# start of Entries supplied
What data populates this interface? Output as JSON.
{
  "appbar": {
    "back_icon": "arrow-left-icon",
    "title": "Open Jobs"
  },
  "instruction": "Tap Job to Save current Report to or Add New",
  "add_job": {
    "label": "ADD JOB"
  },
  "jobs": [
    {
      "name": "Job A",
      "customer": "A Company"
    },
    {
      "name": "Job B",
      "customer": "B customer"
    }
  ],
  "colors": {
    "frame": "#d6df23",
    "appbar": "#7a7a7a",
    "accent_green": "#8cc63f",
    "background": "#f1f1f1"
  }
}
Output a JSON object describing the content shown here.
# end of Entries supplied
# start of Entries supplied
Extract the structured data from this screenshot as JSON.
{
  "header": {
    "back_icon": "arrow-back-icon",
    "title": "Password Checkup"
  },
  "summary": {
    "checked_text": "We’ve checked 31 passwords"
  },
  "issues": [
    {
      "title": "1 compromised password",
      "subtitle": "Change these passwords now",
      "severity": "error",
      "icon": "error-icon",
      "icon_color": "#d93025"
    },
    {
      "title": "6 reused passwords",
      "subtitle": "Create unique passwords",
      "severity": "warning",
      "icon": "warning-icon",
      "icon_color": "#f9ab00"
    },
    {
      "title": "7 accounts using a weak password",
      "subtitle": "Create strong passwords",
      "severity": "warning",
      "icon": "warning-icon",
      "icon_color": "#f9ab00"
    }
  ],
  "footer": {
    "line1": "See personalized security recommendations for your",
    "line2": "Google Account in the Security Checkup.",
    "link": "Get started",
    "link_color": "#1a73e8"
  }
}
# end of Entries supplied
# start of Entries supplied
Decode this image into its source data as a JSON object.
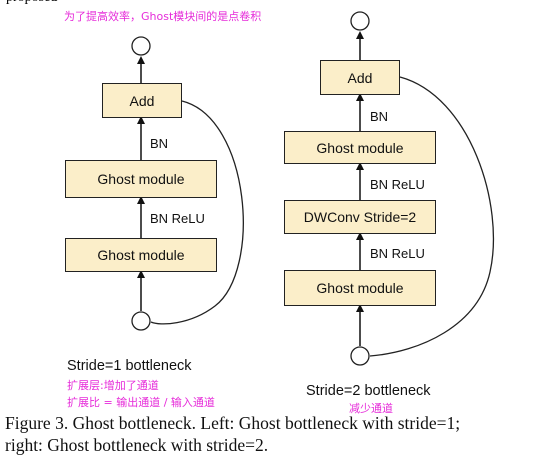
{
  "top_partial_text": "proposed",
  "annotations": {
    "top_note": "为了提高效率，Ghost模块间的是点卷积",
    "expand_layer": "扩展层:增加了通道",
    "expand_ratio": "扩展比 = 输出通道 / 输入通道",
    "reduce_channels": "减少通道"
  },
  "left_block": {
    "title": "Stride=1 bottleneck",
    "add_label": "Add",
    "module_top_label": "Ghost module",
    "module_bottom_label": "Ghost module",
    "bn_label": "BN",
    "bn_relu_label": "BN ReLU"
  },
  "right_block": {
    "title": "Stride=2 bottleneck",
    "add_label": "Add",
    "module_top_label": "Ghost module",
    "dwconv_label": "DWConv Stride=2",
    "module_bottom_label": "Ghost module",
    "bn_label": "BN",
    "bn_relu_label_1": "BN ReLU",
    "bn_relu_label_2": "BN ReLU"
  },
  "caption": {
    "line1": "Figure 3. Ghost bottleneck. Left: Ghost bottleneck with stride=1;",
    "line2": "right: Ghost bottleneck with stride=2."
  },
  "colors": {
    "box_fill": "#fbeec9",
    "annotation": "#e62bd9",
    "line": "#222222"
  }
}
# end of Entries supplied
— Task instructions —
From the records above, print exactly the lines that run from the line with "What data populates" to the line with "Output a JSON", inclusive.

— Task output —
What data populates this interface? Output as JSON.
{
  "appbar": {
    "back_icon": "arrow-left-icon",
    "title": "Open Jobs"
  },
  "instruction": "Tap Job to Save current Report to or Add New",
  "add_job": {
    "label": "ADD JOB"
  },
  "jobs": [
    {
      "name": "Job A",
      "customer": "A Company"
    },
    {
      "name": "Job B",
      "customer": "B customer"
    }
  ],
  "colors": {
    "frame": "#d6df23",
    "appbar": "#7a7a7a",
    "accent_green": "#8cc63f",
    "background": "#f1f1f1"
  }
}
Output a JSON object describing the content shown here.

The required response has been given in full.